### [Your instructions]
Transcribe every line of the records verbatim.

•••

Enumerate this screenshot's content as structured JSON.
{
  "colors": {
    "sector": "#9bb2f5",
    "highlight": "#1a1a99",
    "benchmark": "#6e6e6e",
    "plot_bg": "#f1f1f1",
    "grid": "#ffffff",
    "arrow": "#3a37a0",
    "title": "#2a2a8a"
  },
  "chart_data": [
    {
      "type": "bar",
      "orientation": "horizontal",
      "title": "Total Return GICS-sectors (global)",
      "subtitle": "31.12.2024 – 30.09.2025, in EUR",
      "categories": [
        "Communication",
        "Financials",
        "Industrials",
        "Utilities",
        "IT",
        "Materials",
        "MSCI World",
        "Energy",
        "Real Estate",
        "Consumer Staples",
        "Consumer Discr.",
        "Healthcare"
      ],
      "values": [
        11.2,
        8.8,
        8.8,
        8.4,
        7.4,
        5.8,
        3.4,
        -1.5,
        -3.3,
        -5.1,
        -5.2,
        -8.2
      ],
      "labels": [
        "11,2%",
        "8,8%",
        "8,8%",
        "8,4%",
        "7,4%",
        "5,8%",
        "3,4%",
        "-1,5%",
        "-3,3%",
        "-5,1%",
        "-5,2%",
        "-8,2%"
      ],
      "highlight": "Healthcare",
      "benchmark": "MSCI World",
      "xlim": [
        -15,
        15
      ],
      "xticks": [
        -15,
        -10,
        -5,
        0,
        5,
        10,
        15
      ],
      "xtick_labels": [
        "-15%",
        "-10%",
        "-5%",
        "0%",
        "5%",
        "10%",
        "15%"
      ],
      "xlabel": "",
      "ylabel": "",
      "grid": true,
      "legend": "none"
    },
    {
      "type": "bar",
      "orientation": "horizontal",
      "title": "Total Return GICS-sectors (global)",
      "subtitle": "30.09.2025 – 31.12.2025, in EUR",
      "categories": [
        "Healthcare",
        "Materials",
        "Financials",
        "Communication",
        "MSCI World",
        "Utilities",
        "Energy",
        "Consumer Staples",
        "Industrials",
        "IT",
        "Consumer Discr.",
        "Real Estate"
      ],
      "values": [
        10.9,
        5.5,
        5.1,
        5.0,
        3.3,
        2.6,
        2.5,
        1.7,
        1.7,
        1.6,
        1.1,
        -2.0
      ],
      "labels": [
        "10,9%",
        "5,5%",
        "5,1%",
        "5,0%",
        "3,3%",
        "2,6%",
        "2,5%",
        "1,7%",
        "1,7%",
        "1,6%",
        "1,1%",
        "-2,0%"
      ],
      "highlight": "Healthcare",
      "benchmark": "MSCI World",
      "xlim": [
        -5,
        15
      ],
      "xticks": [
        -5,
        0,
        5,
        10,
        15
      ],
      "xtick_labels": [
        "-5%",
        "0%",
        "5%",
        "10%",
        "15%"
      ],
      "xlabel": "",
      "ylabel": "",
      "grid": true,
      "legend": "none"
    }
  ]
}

•••

### [Result of this exercise]
Enumerate this screenshot's content as structured JSON.
{
  "colors": {
    "sector": "#9bb2f5",
    "highlight": "#1a1a99",
    "benchmark": "#6e6e6e",
    "plot_bg": "#f1f1f1",
    "grid": "#ffffff",
    "arrow": "#3a37a0",
    "title": "#2a2a8a"
  },
  "chart_data": [
    {
      "type": "bar",
      "orientation": "horizontal",
      "title": "Total Return GICS-sectors (global)",
      "subtitle": "31.12.2024 – 30.09.2025, in EUR",
      "categories": [
        "Communication",
        "Financials",
        "Industrials",
        "Utilities",
        "IT",
        "Materials",
        "MSCI World",
        "Energy",
        "Real Estate",
        "Consumer Staples",
        "Consumer Discr.",
        "Healthcare"
      ],
      "values": [
        11.2,
        8.8,
        8.8,
        8.4,
        7.4,
        5.8,
        3.4,
        -1.5,
        -3.3,
        -5.1,
        -5.2,
        -8.2
      ],
      "labels": [
        "11,2%",
        "8,8%",
        "8,8%",
        "8,4%",
        "7,4%",
        "5,8%",
        "3,4%",
        "-1,5%",
        "-3,3%",
        "-5,1%",
        "-5,2%",
        "-8,2%"
      ],
      "highlight": "Healthcare",
      "benchmark": "MSCI World",
      "xlim": [
        -15,
        15
      ],
      "xticks": [
        -15,
        -10,
        -5,
        0,
        5,
        10,
        15
      ],
      "xtick_labels": [
        "-15%",
        "-10%",
        "-5%",
        "0%",
        "5%",
        "10%",
        "15%"
      ],
      "xlabel": "",
      "ylabel": "",
      "grid": true,
      "legend": "none"
    },
    {
      "type": "bar",
      "orientation": "horizontal",
      "title": "Total Return GICS-sectors (global)",
      "subtitle": "30.09.2025 – 31.12.2025, in EUR",
      "categories": [
        "Healthcare",
        "Materials",
        "Financials",
        "Communication",
        "MSCI World",
        "Utilities",
        "Energy",
        "Consumer Staples",
        "Industrials",
        "IT",
        "Consumer Discr.",
        "Real Estate"
      ],
      "values": [
        10.9,
        5.5,
        5.1,
        5.0,
        3.3,
        2.6,
        2.5,
        1.7,
        1.7,
        1.6,
        1.1,
        -2.0
      ],
      "labels": [
        "10,9%",
        "5,5%",
        "5,1%",
        "5,0%",
        "3,3%",
        "2,6%",
        "2,5%",
        "1,7%",
        "1,7%",
        "1,6%",
        "1,1%",
        "-2,0%"
      ],
      "highlight": "Healthcare",
      "benchmark": "MSCI World",
      "xlim": [
        -5,
        15
      ],
      "xticks": [
        -5,
        0,
        5,
        10,
        15
      ],
      "xtick_labels": [
        "-5%",
        "0%",
        "5%",
        "10%",
        "15%"
      ],
      "xlabel": "",
      "ylabel": "",
      "grid": true,
      "legend": "none"
    }
  ]
}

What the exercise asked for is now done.